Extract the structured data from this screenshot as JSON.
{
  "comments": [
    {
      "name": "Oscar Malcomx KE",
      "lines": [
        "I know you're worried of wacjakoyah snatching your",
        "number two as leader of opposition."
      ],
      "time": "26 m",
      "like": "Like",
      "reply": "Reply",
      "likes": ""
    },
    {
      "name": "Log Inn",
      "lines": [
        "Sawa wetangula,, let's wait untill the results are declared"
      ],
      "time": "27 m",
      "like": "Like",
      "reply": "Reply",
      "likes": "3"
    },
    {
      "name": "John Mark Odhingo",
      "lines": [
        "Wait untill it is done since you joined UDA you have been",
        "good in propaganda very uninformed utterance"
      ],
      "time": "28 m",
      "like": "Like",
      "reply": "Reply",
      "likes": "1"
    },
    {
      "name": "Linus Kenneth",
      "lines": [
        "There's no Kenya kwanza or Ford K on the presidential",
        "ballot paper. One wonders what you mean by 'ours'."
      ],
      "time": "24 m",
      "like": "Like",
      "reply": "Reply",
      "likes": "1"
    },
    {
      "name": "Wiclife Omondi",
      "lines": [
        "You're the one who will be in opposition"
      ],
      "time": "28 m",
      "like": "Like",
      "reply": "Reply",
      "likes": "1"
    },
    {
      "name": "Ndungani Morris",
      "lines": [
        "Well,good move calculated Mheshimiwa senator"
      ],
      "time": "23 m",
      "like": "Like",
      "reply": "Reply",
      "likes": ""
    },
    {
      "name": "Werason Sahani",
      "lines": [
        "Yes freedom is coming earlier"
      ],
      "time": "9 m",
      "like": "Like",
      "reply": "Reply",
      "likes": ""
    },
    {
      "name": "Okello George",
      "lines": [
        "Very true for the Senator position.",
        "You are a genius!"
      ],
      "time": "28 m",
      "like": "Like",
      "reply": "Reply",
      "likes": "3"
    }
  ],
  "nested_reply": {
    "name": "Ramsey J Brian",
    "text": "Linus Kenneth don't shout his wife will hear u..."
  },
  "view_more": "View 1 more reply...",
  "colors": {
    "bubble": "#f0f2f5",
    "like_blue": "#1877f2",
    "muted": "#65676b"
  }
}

○ ○ ○

What is being asked:
Every entry must be output again, exactly as written above.

Output for this task:
Extract the structured data from this screenshot as JSON.
{
  "comments": [
    {
      "name": "Oscar Malcomx KE",
      "lines": [
        "I know you're worried of wacjakoyah snatching your",
        "number two as leader of opposition."
      ],
      "time": "26 m",
      "like": "Like",
      "reply": "Reply",
      "likes": ""
    },
    {
      "name": "Log Inn",
      "lines": [
        "Sawa wetangula,, let's wait untill the results are declared"
      ],
      "time": "27 m",
      "like": "Like",
      "reply": "Reply",
      "likes": "3"
    },
    {
      "name": "John Mark Odhingo",
      "lines": [
        "Wait untill it is done since you joined UDA you have been",
        "good in propaganda very uninformed utterance"
      ],
      "time": "28 m",
      "like": "Like",
      "reply": "Reply",
      "likes": "1"
    },
    {
      "name": "Linus Kenneth",
      "lines": [
        "There's no Kenya kwanza or Ford K on the presidential",
        "ballot paper. One wonders what you mean by 'ours'."
      ],
      "time": "24 m",
      "like": "Like",
      "reply": "Reply",
      "likes": "1"
    },
    {
      "name": "Wiclife Omondi",
      "lines": [
        "You're the one who will be in opposition"
      ],
      "time": "28 m",
      "like": "Like",
      "reply": "Reply",
      "likes": "1"
    },
    {
      "name": "Ndungani Morris",
      "lines": [
        "Well,good move calculated Mheshimiwa senator"
      ],
      "time": "23 m",
      "like": "Like",
      "reply": "Reply",
      "likes": ""
    },
    {
      "name": "Werason Sahani",
      "lines": [
        "Yes freedom is coming earlier"
      ],
      "time": "9 m",
      "like": "Like",
      "reply": "Reply",
      "likes": ""
    },
    {
      "name": "Okello George",
      "lines": [
        "Very true for the Senator position.",
        "You are a genius!"
      ],
      "time": "28 m",
      "like": "Like",
      "reply": "Reply",
      "likes": "3"
    }
  ],
  "nested_reply": {
    "name": "Ramsey J Brian",
    "text": "Linus Kenneth don't shout his wife will hear u..."
  },
  "view_more": "View 1 more reply...",
  "colors": {
    "bubble": "#f0f2f5",
    "like_blue": "#1877f2",
    "muted": "#65676b"
  }
}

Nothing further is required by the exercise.